■ **TASK 1**
List the three placeholder names that M. LeRenard uses for people whose ideas compete for time in a writer's work in the forum thread about casting characters.
■ **TASK 2**
Pick up the forum thread about casting characters after its last line and write what comes next.

begin ARTICLE

# Question about all these "casting" threads



## Corto (Dec 11, 2009)

I'll repeat the question here because that way more people will probably see it (and promptly ignore me):


Corto said:


> After reading this and the comics subforum, I have a question: What is up with furries and "casting" their fiction pieces? What happened to making original characters?
> Don't take this as an insult or anything, I'm geniunely curious. I don't know how the whole fursona thing works, but if you take a random already-made character/avatar and put it in as a main character in a comic, book or whatever that already has a plot and probably the specific roles these personas would play written, don't you have the risk of going against the personality of said already established character in order to make him fit the role? Or if you take pointers on the personality and behaviour of these personas, how do you make an external and existant character fit the role you need? Do you write your whole story after knowing who will play the roles? Or are all of them just gonna appear as forced cameos and namedrops?
> I could understand if you only used friends of yours or their characters in your work, but "recruiting" random characters from forums you barely visit (if at all) seems risky, needlessly complicated and a cheap way to get attention. Isn't it much more fun (and a better learning experience) just creating your own, original characters?
> 
> This isn't for this specific case, but for any writer that could answer. This just seems weird to me.


----------



## M. LeRenard (Dec 11, 2009)

There have been quite a few heated discussions about this issue in the Bloc.  Most writers think the way you do, from what I can tell.
I see borrowing others' characters as kind of a novice thing to do.  Like writing fanfiction, really.  You do it for fun, but if you're serious about publishing, then you need to expand your abilities a little more and start making all original works.  Because they have to work as a whole unit, right?  And you can't do that properly if you have input from so many different people (which means you start having to make compromises).  
So if you've got ideas from Joe Blow and Jane Blane and Geoff Beff all vying for time in YOUR work, you're gonna' run into issues.  It's a bit like if you gather together a brass band, practice as a group until everyone is in tune with everyone else, and then on the day of your concert you decide to recruit a flute player, an oboe player, and a cellist.  You don't really have parts for any of these instruments, so you have to force them into the group by giving them trumpet or tuba parts or what have you, and in the end all it does is add sounds that a brass band never needed.
And then there are the legal ramifications.  Suppose you publish your book with the characters of sixteen people, and then five of those people want a cut of the profit.  Since you're using their intellectual property, they have a right to that cut.  And if you don't give it to them, they are legally able to sue you for it.
It's just all around better to write your own material.  Unless, as I said, you're just doing it for fun.


----------



## Corto (Dec 11, 2009)

Thanks for the reply, Renard.

end ARTICLE
begin PROVIDED DATA

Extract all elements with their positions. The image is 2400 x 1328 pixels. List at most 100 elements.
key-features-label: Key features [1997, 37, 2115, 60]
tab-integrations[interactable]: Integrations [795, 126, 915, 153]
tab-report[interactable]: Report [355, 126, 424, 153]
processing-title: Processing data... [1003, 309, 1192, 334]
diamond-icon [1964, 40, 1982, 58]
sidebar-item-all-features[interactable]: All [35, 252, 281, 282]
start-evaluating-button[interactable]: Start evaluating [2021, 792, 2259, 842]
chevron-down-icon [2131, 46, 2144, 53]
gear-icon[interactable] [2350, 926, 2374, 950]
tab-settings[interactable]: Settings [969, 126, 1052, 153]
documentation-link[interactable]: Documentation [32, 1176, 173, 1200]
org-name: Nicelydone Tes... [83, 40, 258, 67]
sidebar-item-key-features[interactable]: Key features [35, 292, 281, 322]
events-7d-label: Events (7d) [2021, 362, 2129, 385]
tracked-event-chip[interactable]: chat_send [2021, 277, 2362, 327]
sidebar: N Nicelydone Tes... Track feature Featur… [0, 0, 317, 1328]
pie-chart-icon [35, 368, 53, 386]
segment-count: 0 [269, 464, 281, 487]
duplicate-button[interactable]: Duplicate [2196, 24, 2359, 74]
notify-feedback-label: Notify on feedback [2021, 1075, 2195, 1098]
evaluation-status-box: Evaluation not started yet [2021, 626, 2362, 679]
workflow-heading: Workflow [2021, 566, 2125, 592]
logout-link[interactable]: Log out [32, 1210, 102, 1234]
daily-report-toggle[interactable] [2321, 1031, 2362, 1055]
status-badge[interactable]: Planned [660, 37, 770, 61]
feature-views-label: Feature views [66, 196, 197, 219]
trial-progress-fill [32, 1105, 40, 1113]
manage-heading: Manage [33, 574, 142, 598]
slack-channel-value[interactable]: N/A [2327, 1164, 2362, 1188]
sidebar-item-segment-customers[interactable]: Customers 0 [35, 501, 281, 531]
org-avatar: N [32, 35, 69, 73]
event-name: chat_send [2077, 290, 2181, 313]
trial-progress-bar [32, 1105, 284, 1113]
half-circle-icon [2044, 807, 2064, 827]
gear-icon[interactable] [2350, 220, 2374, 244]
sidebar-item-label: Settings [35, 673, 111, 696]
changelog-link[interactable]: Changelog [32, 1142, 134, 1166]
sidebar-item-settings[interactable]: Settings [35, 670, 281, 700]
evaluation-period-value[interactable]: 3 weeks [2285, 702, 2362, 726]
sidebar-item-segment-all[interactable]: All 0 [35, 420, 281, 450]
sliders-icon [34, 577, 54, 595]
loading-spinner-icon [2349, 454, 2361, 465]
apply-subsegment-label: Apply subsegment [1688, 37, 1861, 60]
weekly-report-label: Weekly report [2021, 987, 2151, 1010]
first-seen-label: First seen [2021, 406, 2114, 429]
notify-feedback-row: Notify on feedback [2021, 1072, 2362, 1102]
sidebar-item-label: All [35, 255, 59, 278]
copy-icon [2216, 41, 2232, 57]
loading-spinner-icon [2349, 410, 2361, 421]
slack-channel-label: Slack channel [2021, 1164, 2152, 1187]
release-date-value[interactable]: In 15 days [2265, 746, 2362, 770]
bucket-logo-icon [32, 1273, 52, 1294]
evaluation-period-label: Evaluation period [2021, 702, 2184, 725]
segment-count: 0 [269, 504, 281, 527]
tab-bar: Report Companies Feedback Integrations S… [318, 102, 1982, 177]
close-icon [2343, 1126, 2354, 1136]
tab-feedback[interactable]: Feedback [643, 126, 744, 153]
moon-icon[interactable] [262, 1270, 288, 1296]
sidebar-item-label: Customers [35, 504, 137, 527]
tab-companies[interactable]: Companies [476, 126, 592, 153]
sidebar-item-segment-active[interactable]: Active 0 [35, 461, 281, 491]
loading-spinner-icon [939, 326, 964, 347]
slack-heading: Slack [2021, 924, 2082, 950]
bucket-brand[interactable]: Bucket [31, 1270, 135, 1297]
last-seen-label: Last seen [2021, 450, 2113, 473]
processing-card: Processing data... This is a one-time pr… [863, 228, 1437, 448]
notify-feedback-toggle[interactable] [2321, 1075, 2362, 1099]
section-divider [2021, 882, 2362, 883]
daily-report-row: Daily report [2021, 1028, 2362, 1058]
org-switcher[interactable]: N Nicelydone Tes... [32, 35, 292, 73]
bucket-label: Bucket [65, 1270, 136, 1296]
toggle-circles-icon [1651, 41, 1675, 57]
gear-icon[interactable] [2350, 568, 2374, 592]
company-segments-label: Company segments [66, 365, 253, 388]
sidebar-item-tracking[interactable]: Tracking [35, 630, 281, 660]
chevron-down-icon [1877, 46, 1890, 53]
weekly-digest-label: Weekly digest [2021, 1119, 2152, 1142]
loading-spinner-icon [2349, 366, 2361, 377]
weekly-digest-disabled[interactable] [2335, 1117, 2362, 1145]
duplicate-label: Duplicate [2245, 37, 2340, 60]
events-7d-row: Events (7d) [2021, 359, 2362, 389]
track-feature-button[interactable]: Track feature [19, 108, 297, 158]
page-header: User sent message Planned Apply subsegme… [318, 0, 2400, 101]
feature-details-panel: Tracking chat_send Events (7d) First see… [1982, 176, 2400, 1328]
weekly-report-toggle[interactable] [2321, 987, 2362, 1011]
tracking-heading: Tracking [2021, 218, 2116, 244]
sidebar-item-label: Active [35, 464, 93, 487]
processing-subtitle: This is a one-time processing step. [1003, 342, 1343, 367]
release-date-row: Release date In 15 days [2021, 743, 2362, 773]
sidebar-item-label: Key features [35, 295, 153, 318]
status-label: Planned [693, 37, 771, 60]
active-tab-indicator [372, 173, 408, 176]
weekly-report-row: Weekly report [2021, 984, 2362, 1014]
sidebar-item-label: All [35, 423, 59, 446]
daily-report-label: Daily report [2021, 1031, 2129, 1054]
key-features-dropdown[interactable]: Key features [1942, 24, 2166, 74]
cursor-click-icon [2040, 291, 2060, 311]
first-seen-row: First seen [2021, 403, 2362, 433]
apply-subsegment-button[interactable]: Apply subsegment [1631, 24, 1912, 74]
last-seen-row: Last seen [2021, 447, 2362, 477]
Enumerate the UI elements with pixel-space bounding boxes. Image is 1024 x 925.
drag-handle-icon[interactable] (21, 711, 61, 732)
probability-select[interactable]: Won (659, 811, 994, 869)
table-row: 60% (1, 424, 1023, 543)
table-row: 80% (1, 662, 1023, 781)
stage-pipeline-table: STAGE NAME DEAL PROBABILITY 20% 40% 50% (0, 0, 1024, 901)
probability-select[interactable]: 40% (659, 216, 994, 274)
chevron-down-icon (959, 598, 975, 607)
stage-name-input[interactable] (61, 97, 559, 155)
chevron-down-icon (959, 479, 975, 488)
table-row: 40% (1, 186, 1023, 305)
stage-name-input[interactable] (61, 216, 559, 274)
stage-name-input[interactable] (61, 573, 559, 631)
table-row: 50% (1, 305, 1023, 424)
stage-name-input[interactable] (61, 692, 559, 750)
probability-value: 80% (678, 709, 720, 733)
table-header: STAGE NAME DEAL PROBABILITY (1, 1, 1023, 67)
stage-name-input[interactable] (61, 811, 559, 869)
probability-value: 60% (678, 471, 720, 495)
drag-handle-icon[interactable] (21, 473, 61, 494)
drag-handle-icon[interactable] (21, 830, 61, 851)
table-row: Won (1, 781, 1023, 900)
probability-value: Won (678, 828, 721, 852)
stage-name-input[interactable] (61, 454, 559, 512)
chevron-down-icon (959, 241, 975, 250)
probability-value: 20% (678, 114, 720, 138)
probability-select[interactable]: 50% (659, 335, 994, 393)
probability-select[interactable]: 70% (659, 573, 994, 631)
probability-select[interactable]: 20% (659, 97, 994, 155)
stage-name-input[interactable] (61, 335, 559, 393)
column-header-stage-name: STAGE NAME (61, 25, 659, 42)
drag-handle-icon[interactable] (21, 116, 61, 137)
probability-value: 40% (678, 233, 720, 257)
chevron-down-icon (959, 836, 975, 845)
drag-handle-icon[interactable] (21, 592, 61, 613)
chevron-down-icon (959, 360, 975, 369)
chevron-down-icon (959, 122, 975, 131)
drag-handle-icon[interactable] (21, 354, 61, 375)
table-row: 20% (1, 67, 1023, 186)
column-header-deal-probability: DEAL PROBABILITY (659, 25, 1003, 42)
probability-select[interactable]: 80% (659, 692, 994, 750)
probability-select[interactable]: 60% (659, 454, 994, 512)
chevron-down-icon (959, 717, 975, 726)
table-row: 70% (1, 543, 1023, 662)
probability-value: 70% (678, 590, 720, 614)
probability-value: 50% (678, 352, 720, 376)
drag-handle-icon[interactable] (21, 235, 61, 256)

end PROVIDED DATA

■ **EXERCISE RESPONSE 1**
Joe Blow, Jane Blane, Geoff Beff

■ **EXERCISE RESPONSE 2**
It's not even about getting published or, you know, the experience you get from actually creating the characters, the problem I see is more basic than that, the simple question of how the hell does it work. Even with fanfiction you have "canned" characters and settings but you know what you're working with. Sure, it must be hard getting the tone right, but if you write a, I dont know, Star Wars fic you know the setting and the characters and the fact that they'll mix. You know, from before writing, that the main character is Darth Vader and how he'll act in every situation you create. If you take random characters you dont know and try to fit them (and their personalities) into an already written story as the main characters... it's more like preparing for that concert you mentioned and, at the last minute, deciding to have a lumberjack, a serial rapist and a flea join in instead of other musicians. As far as I've seen (admitedly not much) these people don't even worry about having, I don't know, medieval characters join their fantasy story, they just have the first guy to reply playing the Holy Imperator of the Unending Sorrow or whatever.


----------



## Shinzuu_Katame (Dec 11, 2009)

well, sometimes it's just a case of more characters than a creative mind. i actually started the casting because my friends wanted to create a character to be a part of it. when more people asked about it, i just decided to post to see if others wanted to be in it. I'm not asking for people's own personal works that they are working on. people just make up things out of thin air. if you have anymore questions feel free to ask. i'm glad that you were honest and that you expressed more sincere curiousity instead of bashing us who take these steps in writing a book. to be perfectly honest, i only decided last minute to try this with the whole series, instead of just one of the books because of the positive response i received. but make no mistake, the number of opposition to the idea greatly outnumber those who support it. 

i mean, personally, i know that i enjoy seeing a character i made be posted or published in a book. i've only had that experience once (actual publication), but it was a true joy to see a character that i thought up in brainstorm come to life. at the time, i was just a reader and had no idea how to write. so there may be few people like me, but there are those out there that just like to see an idea come to life, and what not.

having a character and knowing what he's going to do is fun for a little while. but to not know what's going to know what happens next gives you just a little bit more thrill. also, it's a good way of getting inspiration for actual personal characters that you're working on, y'know? a friend of mine, a few years back did the same thing for me, too. even though he never got it published, i saw a character that i cooked up out of the back of my head come to life in his comic, and it had inspired my creation of my original character, Shinzuu Katame, and it's webcomic production for a year.

though it upsets me sometimes, it warms my heart on occasion, to see the name Shinzuu pop up on a lot of fanfics and other sites. up until 2 months after my first postings (all copyrighted), the name "Shinzuu" turned up no results on any search engines except google, which linked to my comic. so i understand yall's viewpoint of stolen originalities, however, it's als good to see people inspired by your work. for weeks i had contacted the people who use that name on other sites, and they told me they were all inspired by my comic. after another month, people just use it because they saw the name on one of their sites. that part upsets me, but i'm more glad that the initial people who found that comic were inspired, and i'm content with that.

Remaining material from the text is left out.